== Input records ==

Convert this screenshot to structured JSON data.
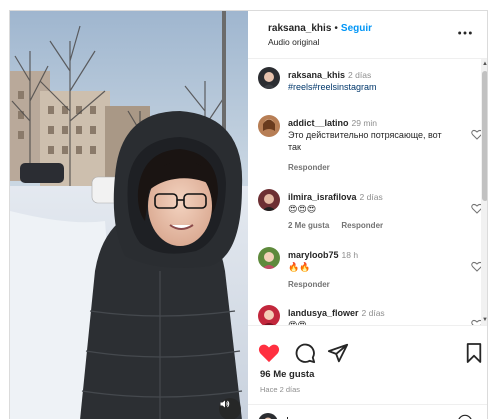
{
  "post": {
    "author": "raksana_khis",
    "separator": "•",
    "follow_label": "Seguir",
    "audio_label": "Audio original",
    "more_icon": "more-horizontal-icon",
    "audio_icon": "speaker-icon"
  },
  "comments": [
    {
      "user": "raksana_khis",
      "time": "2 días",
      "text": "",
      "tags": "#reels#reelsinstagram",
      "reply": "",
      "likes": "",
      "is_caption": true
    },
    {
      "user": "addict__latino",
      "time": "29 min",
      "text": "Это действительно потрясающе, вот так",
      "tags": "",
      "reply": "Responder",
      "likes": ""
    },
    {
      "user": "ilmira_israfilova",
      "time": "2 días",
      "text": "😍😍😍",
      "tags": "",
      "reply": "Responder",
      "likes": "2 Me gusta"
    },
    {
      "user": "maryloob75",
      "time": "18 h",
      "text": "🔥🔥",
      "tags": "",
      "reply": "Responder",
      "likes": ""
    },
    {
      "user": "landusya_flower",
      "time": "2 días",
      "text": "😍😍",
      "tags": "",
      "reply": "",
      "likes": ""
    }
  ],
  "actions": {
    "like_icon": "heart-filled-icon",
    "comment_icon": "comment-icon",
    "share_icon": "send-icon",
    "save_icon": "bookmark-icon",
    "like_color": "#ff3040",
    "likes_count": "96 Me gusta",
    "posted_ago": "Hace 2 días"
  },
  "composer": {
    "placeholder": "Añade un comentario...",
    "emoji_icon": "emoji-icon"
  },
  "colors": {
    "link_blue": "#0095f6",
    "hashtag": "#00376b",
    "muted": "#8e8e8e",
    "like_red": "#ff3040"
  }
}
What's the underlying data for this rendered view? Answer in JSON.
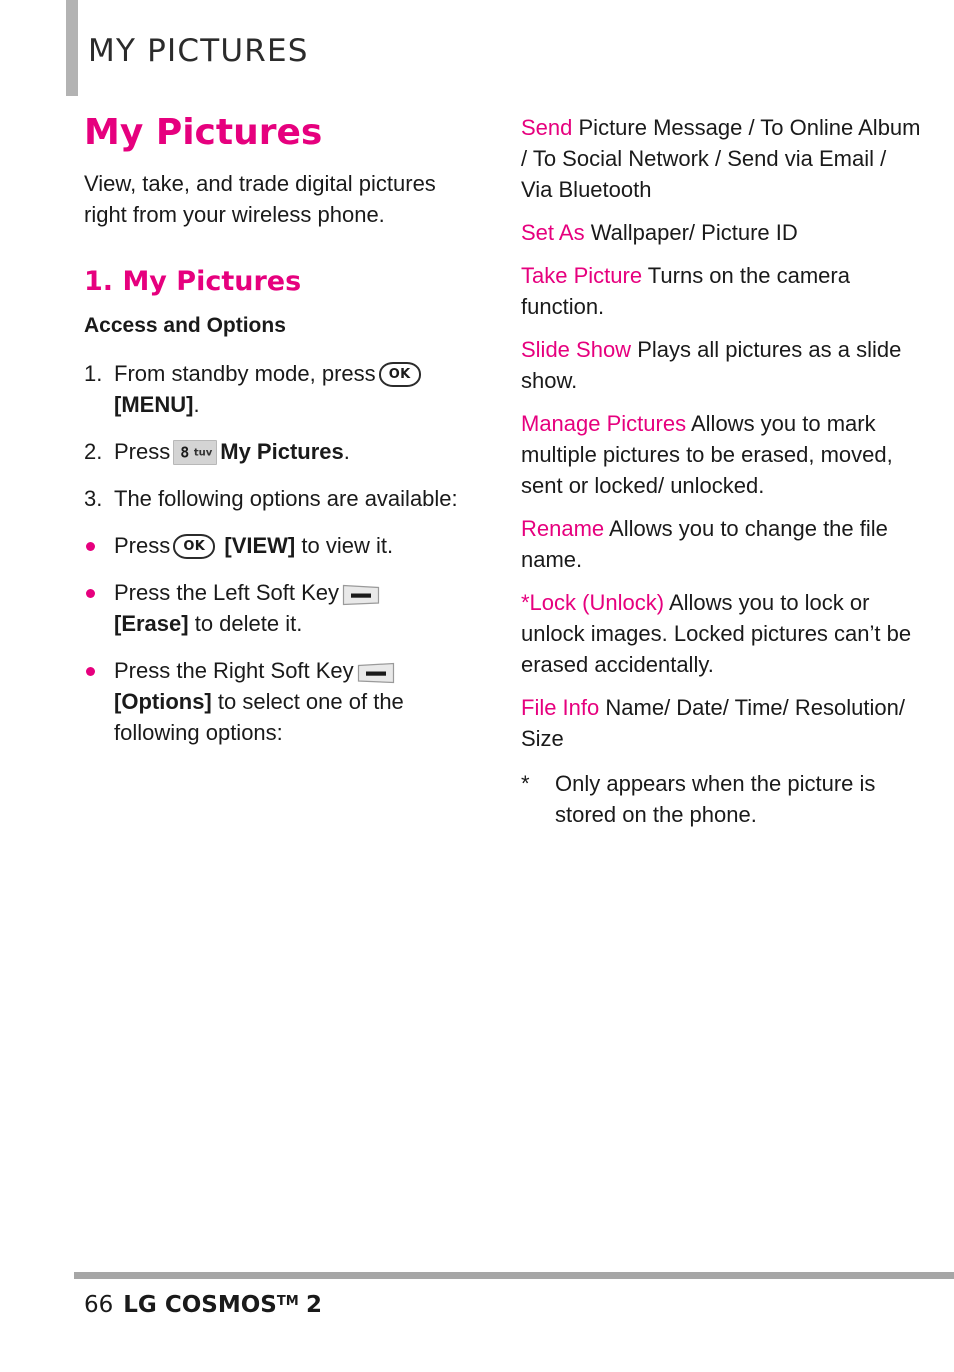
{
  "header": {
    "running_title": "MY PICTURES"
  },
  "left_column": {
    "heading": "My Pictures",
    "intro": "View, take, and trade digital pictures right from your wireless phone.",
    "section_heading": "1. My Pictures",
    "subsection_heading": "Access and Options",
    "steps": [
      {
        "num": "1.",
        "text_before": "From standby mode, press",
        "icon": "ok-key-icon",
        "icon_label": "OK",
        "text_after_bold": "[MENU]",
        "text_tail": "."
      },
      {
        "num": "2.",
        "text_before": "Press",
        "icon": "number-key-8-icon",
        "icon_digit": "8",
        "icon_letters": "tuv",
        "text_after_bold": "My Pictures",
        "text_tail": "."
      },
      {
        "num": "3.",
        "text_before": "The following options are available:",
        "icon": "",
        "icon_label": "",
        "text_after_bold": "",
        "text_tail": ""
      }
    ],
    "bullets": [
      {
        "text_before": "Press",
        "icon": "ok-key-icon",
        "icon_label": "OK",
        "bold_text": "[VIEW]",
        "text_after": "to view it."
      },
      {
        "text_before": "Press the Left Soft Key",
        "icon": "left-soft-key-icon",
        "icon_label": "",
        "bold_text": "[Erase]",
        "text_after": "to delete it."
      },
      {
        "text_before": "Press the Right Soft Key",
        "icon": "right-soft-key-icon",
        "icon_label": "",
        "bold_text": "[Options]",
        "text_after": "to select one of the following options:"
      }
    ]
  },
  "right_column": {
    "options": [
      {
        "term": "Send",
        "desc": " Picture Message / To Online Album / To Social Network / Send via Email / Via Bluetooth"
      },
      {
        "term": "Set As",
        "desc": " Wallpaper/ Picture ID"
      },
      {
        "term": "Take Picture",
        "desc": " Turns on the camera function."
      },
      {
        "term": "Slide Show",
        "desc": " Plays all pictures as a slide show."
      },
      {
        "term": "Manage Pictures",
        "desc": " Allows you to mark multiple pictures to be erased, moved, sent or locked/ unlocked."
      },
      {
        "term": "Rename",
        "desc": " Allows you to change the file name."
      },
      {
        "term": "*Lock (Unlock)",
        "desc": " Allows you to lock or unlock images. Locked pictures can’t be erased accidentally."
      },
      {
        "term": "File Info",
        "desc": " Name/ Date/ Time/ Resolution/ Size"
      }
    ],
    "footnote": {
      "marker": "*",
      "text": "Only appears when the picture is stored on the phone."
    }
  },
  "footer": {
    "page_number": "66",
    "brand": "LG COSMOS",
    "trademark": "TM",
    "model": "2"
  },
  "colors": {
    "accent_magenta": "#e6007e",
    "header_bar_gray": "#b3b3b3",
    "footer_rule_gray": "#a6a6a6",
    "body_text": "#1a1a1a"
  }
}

===

* Description of the task *
For the listing above, identify each line bearing "gusta".

* Solution for this task *
      "likes": "2 Me gusta"
    "likes_count": "96 Me gusta",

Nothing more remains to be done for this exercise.